Without the pictures, can you quote each line below exactly?

◆ **Records from a data collection**
===

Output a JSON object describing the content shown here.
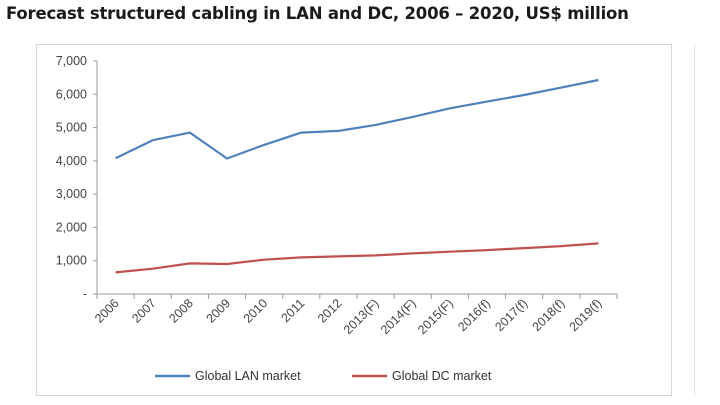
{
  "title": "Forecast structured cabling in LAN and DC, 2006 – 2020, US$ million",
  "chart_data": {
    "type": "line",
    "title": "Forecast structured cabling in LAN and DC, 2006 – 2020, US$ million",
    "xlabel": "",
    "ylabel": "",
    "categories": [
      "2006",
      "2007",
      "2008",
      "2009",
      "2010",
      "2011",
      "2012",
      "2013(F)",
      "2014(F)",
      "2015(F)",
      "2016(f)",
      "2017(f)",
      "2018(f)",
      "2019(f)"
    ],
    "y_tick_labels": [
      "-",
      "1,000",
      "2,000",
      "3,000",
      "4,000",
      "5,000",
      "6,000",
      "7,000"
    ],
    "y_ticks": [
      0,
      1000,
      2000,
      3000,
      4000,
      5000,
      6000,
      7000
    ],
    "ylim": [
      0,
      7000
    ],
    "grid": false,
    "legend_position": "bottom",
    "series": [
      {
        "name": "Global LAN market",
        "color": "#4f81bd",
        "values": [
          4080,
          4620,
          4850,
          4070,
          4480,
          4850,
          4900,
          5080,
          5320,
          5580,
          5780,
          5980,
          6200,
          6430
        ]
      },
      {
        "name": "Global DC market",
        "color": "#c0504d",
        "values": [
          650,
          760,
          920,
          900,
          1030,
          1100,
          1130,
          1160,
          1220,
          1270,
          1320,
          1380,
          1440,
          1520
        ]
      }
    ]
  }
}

===

◆ **The answer**
Output a JSON object describing the content shown here.
{
  "title": "Forecast structured cabling in LAN and DC, 2006 – 2020, US$ million",
  "chart_data": {
    "type": "line",
    "title": "Forecast structured cabling in LAN and DC, 2006 – 2020, US$ million",
    "xlabel": "",
    "ylabel": "",
    "categories": [
      "2006",
      "2007",
      "2008",
      "2009",
      "2010",
      "2011",
      "2012",
      "2013(F)",
      "2014(F)",
      "2015(F)",
      "2016(f)",
      "2017(f)",
      "2018(f)",
      "2019(f)"
    ],
    "y_tick_labels": [
      "-",
      "1,000",
      "2,000",
      "3,000",
      "4,000",
      "5,000",
      "6,000",
      "7,000"
    ],
    "y_ticks": [
      0,
      1000,
      2000,
      3000,
      4000,
      5000,
      6000,
      7000
    ],
    "ylim": [
      0,
      7000
    ],
    "grid": false,
    "legend_position": "bottom",
    "series": [
      {
        "name": "Global LAN market",
        "color": "#4f81bd",
        "values": [
          4080,
          4620,
          4850,
          4070,
          4480,
          4850,
          4900,
          5080,
          5320,
          5580,
          5780,
          5980,
          6200,
          6430
        ]
      },
      {
        "name": "Global DC market",
        "color": "#c0504d",
        "values": [
          650,
          760,
          920,
          900,
          1030,
          1100,
          1130,
          1160,
          1220,
          1270,
          1320,
          1380,
          1440,
          1520
        ]
      }
    ]
  }
}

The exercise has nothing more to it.